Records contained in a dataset
════════════════════

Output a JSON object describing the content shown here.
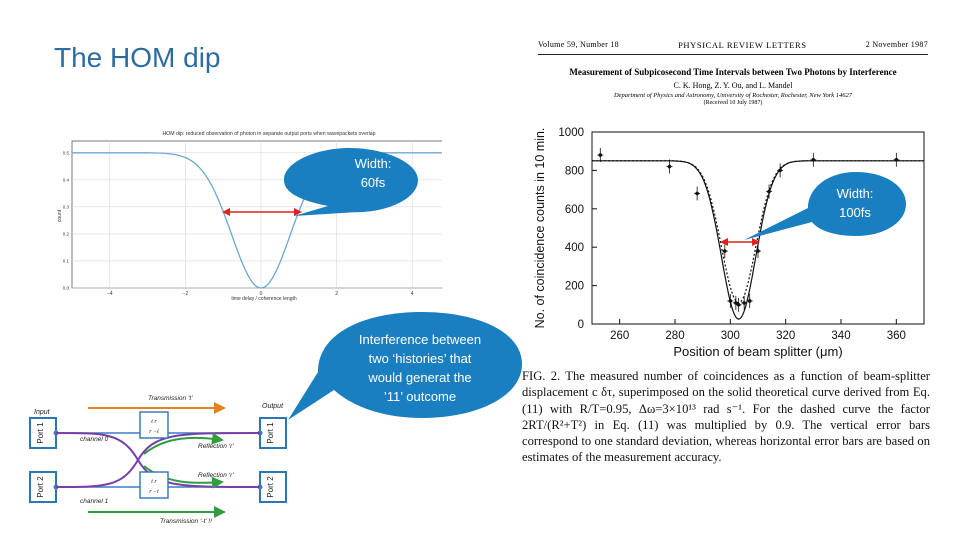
{
  "slide": {
    "title": "The HOM dip"
  },
  "left_plot": {
    "title": "HOM dip: reduced observation of photon in separate output ports when wavepackets overlap",
    "xlabel": "time delay / coherence length",
    "ylabel": "count",
    "x_ticks": [
      "−4",
      "−2",
      "0",
      "2",
      "4"
    ],
    "y_ticks": [
      "0.0",
      "0.1",
      "0.2",
      "0.3",
      "0.4",
      "0.5"
    ],
    "callout": {
      "line1": "Width:",
      "line2": "60fs"
    }
  },
  "right_plot": {
    "ylabel": "No. of coincidence counts in 10 min.",
    "xlabel": "Position of beam splitter (μm)",
    "x_ticks": [
      "260",
      "280",
      "300",
      "320",
      "340",
      "360"
    ],
    "y_ticks": [
      "0",
      "200",
      "400",
      "600",
      "800",
      "1000"
    ],
    "callout": {
      "line1": "Width:",
      "line2": "100fs"
    }
  },
  "interference_callout": {
    "lines": [
      "Interference between",
      "two ‘histories’ that",
      "would generat the",
      "’11’ outcome"
    ]
  },
  "diagram": {
    "input_label": "Input",
    "output_label": "Output",
    "transmission_top": "Transmission ‘t’",
    "transmission_bottom": "Transmission ‘-t’ !!",
    "reflection_top": "Reflection ‘r’",
    "reflection_bottom": "Reflection ‘r’",
    "channel0": "channel 0",
    "channel1": "channel 1",
    "port1": "Port 1",
    "port2": "Port 2",
    "matrix_top_row1": "t  r",
    "matrix_top_row2": "r  −t",
    "matrix_bottom_row1": "t  r",
    "matrix_bottom_row2": "r  −t"
  },
  "journal": {
    "volume": "Volume 59, Number 18",
    "name": "PHYSICAL REVIEW LETTERS",
    "date": "2 November 1987",
    "title": "Measurement of Subpicosecond Time Intervals between Two Photons by Interference",
    "authors": "C. K. Hong, Z. Y. Ou, and L. Mandel",
    "department": "Department of Physics and Astronomy, University of Rochester, Rochester, New York 14627",
    "received": "(Received 10 July 1987)"
  },
  "caption": "FIG. 2. The measured number of coincidences as a function of beam-splitter displacement c δτ, superimposed on the solid theoretical curve derived from Eq. (11) with R/T=0.95, Δω=3×10¹³ rad s⁻¹. For the dashed curve the factor 2RT/(R²+T²) in Eq. (11) was multiplied by 0.9. The vertical error bars correspond to one standard deviation, whereas horizontal error bars are based on estimates of the measurement accuracy.",
  "colors": {
    "title": "#2b6ca3",
    "callout": "#1a7fc1",
    "curve": "#6aa8d6",
    "arrow": "#e0201b",
    "port_box": "#2f74b5",
    "orange": "#e6821e",
    "green": "#2e9e3e",
    "purple": "#7a3ea8"
  },
  "chart_data": [
    {
      "type": "line",
      "title": "HOM dip: reduced observation of photon in separate output ports when wavepackets overlap",
      "xlabel": "time delay / coherence length",
      "ylabel": "count",
      "xlim": [
        -5,
        5
      ],
      "ylim": [
        0,
        0.5
      ],
      "series": [
        {
          "x": [
            -5,
            -2.5,
            -2,
            -1.5,
            -1,
            -0.5,
            0,
            0.5,
            1,
            1.5,
            2,
            2.5,
            5
          ],
          "values": [
            0.5,
            0.499,
            0.491,
            0.447,
            0.316,
            0.111,
            0.0,
            0.111,
            0.316,
            0.447,
            0.491,
            0.499,
            0.5
          ]
        }
      ],
      "grid": true
    },
    {
      "type": "scatter",
      "xlabel": "Position of beam splitter (μm)",
      "ylabel": "No. of coincidence counts in 10 min.",
      "xlim": [
        250,
        370
      ],
      "ylim": [
        0,
        1000
      ],
      "series": [
        {
          "x": [
            253,
            278,
            288,
            298,
            300,
            302,
            303,
            305,
            307,
            310,
            314,
            318,
            330,
            360
          ],
          "values": [
            880,
            820,
            680,
            380,
            120,
            110,
            100,
            110,
            120,
            380,
            690,
            800,
            855,
            855
          ]
        }
      ],
      "grid": false
    }
  ]
}
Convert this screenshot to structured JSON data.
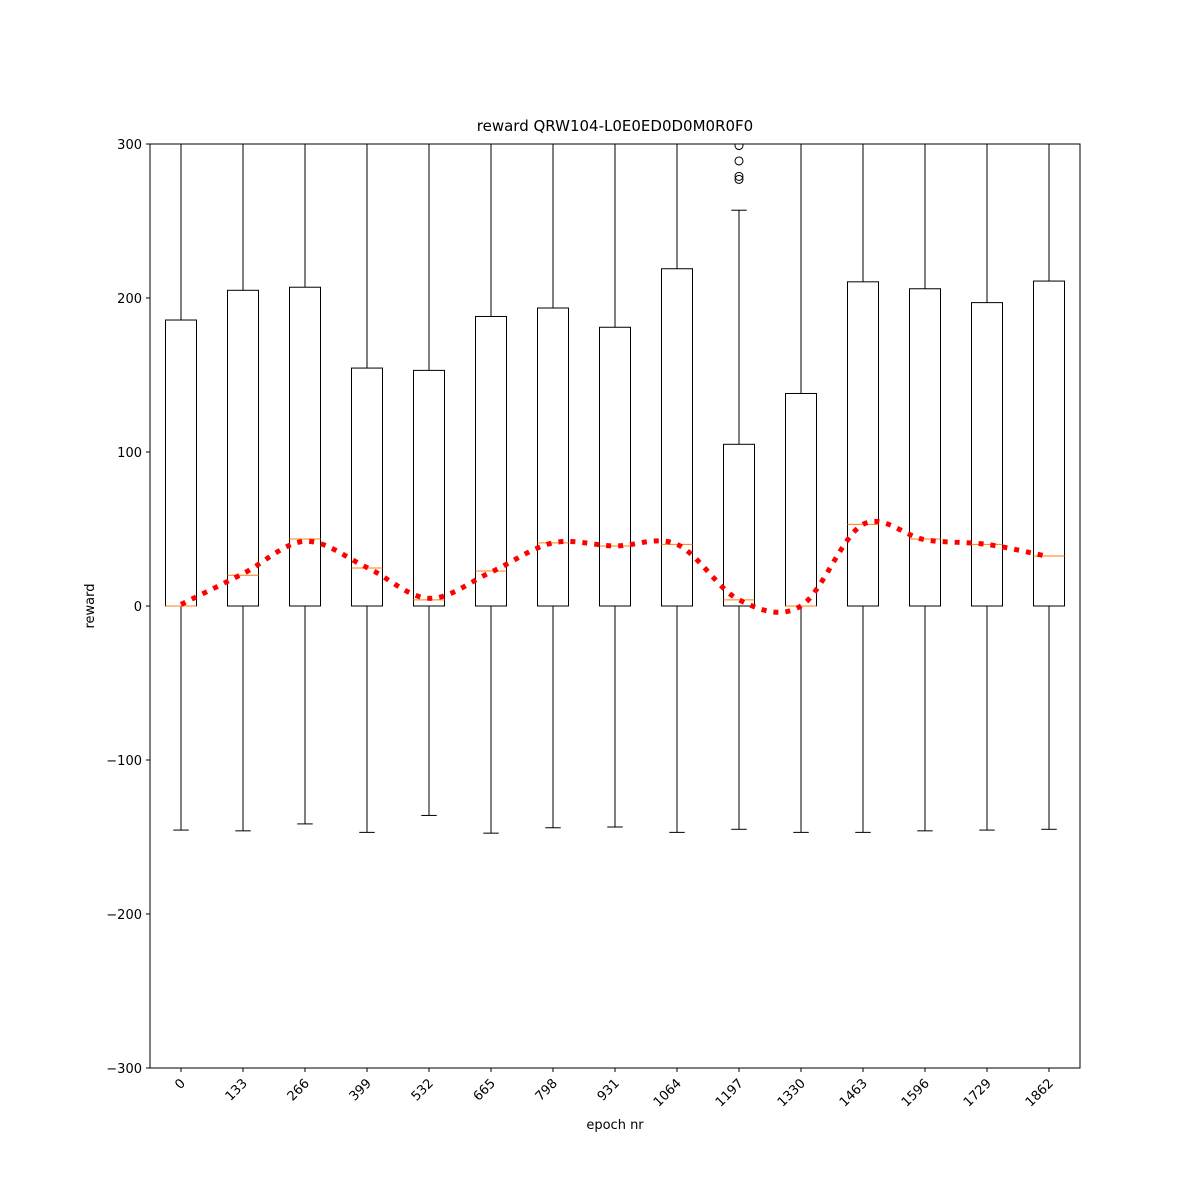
{
  "chart_data": {
    "type": "box",
    "title": "reward QRW104-L0E0ED0D0M0R0F0",
    "x_label": "epoch nr",
    "y_label": "reward",
    "categories": [
      "0",
      "133",
      "266",
      "399",
      "532",
      "665",
      "798",
      "931",
      "1064",
      "1197",
      "1330",
      "1463",
      "1596",
      "1729",
      "1862"
    ],
    "box_color": "#000000",
    "median_color": "#ff7f0e",
    "boxes": [
      {
        "whisker_low": -145.5,
        "q1": 0,
        "median": 0,
        "q3": 185.7,
        "whisker_high": 300,
        "outliers": []
      },
      {
        "whisker_low": -146,
        "q1": 0,
        "median": 20,
        "q3": 205,
        "whisker_high": 300,
        "outliers": []
      },
      {
        "whisker_low": -141.5,
        "q1": 0,
        "median": 43.5,
        "q3": 207,
        "whisker_high": 300,
        "outliers": []
      },
      {
        "whisker_low": -147,
        "q1": 0,
        "median": 24.7,
        "q3": 154.5,
        "whisker_high": 300,
        "outliers": []
      },
      {
        "whisker_low": -136,
        "q1": 0,
        "median": 4,
        "q3": 153,
        "whisker_high": 300,
        "outliers": []
      },
      {
        "whisker_low": -147.5,
        "q1": 0,
        "median": 22.7,
        "q3": 188,
        "whisker_high": 300,
        "outliers": []
      },
      {
        "whisker_low": -144,
        "q1": 0,
        "median": 41,
        "q3": 193.5,
        "whisker_high": 300,
        "outliers": []
      },
      {
        "whisker_low": -143.5,
        "q1": 0,
        "median": 39,
        "q3": 181,
        "whisker_high": 300,
        "outliers": []
      },
      {
        "whisker_low": -147,
        "q1": 0,
        "median": 40,
        "q3": 219,
        "whisker_high": 300,
        "outliers": []
      },
      {
        "whisker_low": -145,
        "q1": 0,
        "median": 4,
        "q3": 105,
        "whisker_high": 257,
        "outliers": [
          277,
          279,
          289,
          299
        ]
      },
      {
        "whisker_low": -147,
        "q1": 0,
        "median": 0,
        "q3": 138,
        "whisker_high": 300,
        "outliers": []
      },
      {
        "whisker_low": -147,
        "q1": 0,
        "median": 53,
        "q3": 210.5,
        "whisker_high": 300,
        "outliers": []
      },
      {
        "whisker_low": -146,
        "q1": 0,
        "median": 43.5,
        "q3": 206,
        "whisker_high": 300,
        "outliers": []
      },
      {
        "whisker_low": -145.5,
        "q1": 0,
        "median": 40,
        "q3": 197,
        "whisker_high": 300,
        "outliers": []
      },
      {
        "whisker_low": -145,
        "q1": 0,
        "median": 32.5,
        "q3": 211,
        "whisker_high": 300,
        "outliers": []
      }
    ],
    "mean": {
      "color": "#ff0000",
      "values": [
        1,
        21,
        42,
        25,
        5,
        22,
        41,
        39,
        40,
        4,
        0,
        53,
        43,
        40,
        32
      ]
    },
    "ylim": [
      -300,
      300
    ],
    "yticks": [
      {
        "value": -300,
        "label": "−300"
      },
      {
        "value": -200,
        "label": "−200"
      },
      {
        "value": -100,
        "label": "−100"
      },
      0,
      100,
      200,
      300
    ],
    "grid": false
  }
}
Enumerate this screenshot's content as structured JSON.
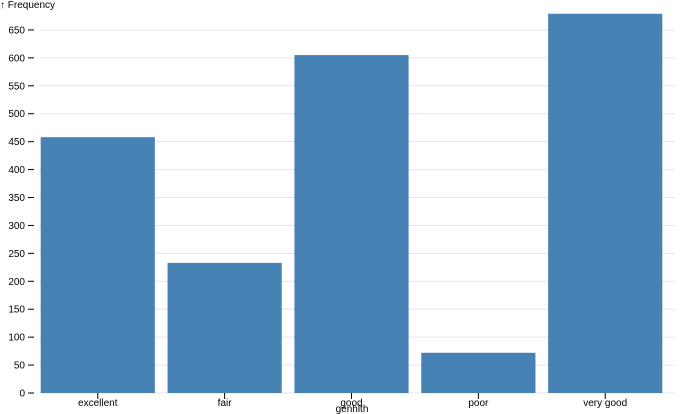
{
  "chart_data": {
    "type": "bar",
    "y_label": "↑ Frequency",
    "x_label": "genhlth",
    "categories": [
      "excellent",
      "fair",
      "good",
      "poor",
      "very good"
    ],
    "values": [
      458,
      233,
      605,
      72,
      679
    ],
    "color": "#4682b4",
    "ylim": [
      0,
      680
    ],
    "yticks": [
      0,
      50,
      100,
      150,
      200,
      250,
      300,
      350,
      400,
      450,
      500,
      550,
      600,
      650
    ],
    "grid": true
  }
}
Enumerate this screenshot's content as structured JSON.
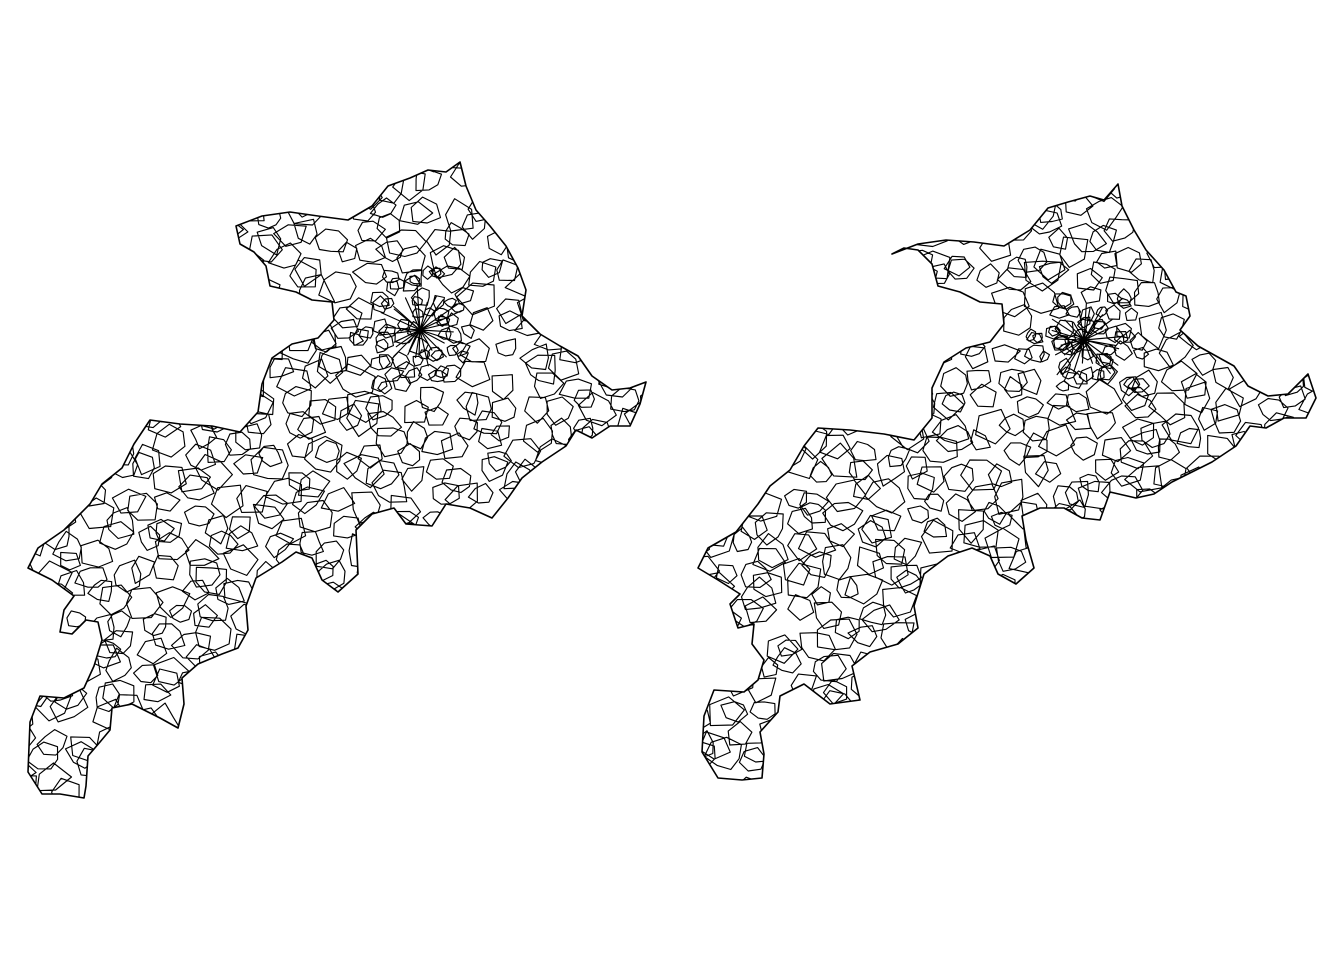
{
  "panels": [
    {
      "name": "left-map",
      "stroke_color": "#000000",
      "fill_color": "#ffffff"
    },
    {
      "name": "right-map",
      "stroke_color": "#000000",
      "fill_color": "#ffffff"
    }
  ],
  "background_color": "#ffffff"
}
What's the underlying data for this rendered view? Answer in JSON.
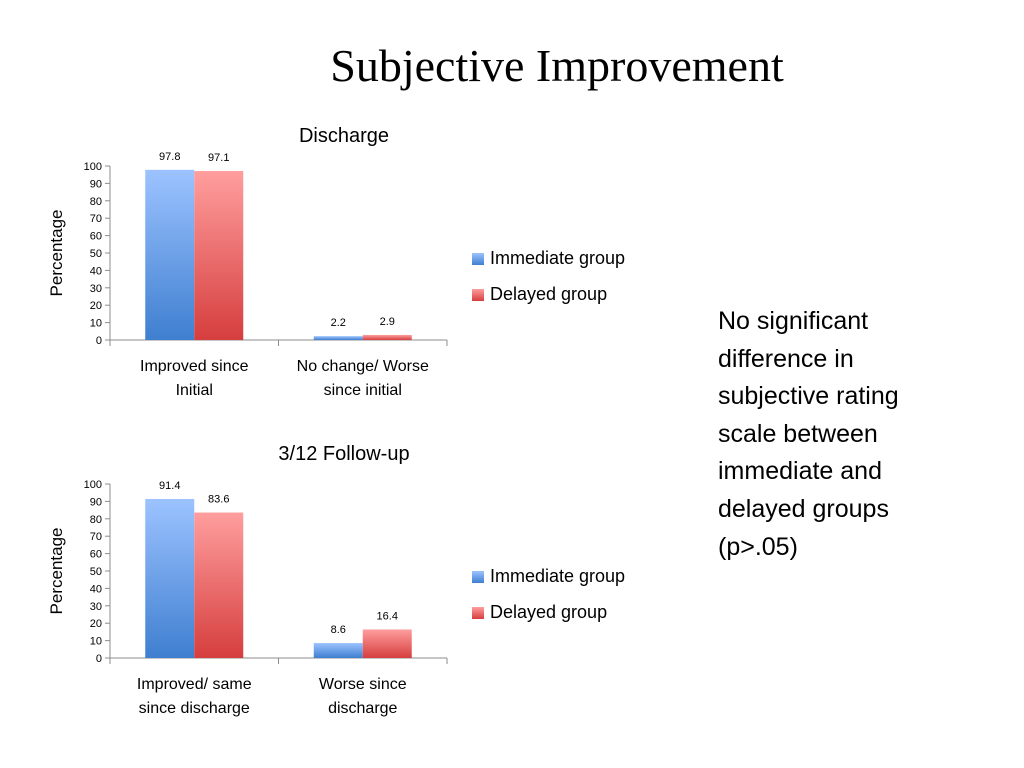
{
  "slide": {
    "title": "Subjective Improvement",
    "note": "No significant difference in subjective rating scale between immediate and delayed groups (p>.05)"
  },
  "colors": {
    "immediate_top": "#9cc3ff",
    "immediate_bottom": "#3f7fd0",
    "delayed_top": "#ff9e9e",
    "delayed_bottom": "#d63e3e",
    "axis": "#8c8c8c"
  },
  "chart_data": [
    {
      "type": "bar",
      "title": "Discharge",
      "ylabel": "Percentage",
      "xlabel": "",
      "ylim": [
        0,
        100
      ],
      "yticks": [
        0,
        10,
        20,
        30,
        40,
        50,
        60,
        70,
        80,
        90,
        100
      ],
      "categories": [
        [
          "Improved since",
          "Initial"
        ],
        [
          "No change/ Worse",
          "since initial"
        ]
      ],
      "series": [
        {
          "name": "Immediate group",
          "values": [
            97.8,
            2.2
          ]
        },
        {
          "name": "Delayed group",
          "values": [
            97.1,
            2.9
          ]
        }
      ],
      "legend": "right",
      "grid": false
    },
    {
      "type": "bar",
      "title": "3/12 Follow-up",
      "ylabel": "Percentage",
      "xlabel": "",
      "ylim": [
        0,
        100
      ],
      "yticks": [
        0,
        10,
        20,
        30,
        40,
        50,
        60,
        70,
        80,
        90,
        100
      ],
      "categories": [
        [
          "Improved/ same",
          "since discharge"
        ],
        [
          "Worse since",
          "discharge"
        ]
      ],
      "series": [
        {
          "name": "Immediate group",
          "values": [
            91.4,
            8.6
          ]
        },
        {
          "name": "Delayed group",
          "values": [
            83.6,
            16.4
          ]
        }
      ],
      "legend": "right",
      "grid": false
    }
  ]
}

════════════════════

Write out every line of the data that holds the word "this".

Convert this screenshot to structured JSON data.
Enumerate this screenshot's content as structured JSON.
Enumerate this screenshot's content as structured JSON.
What's the underlying data for this rendered view? Answer in JSON.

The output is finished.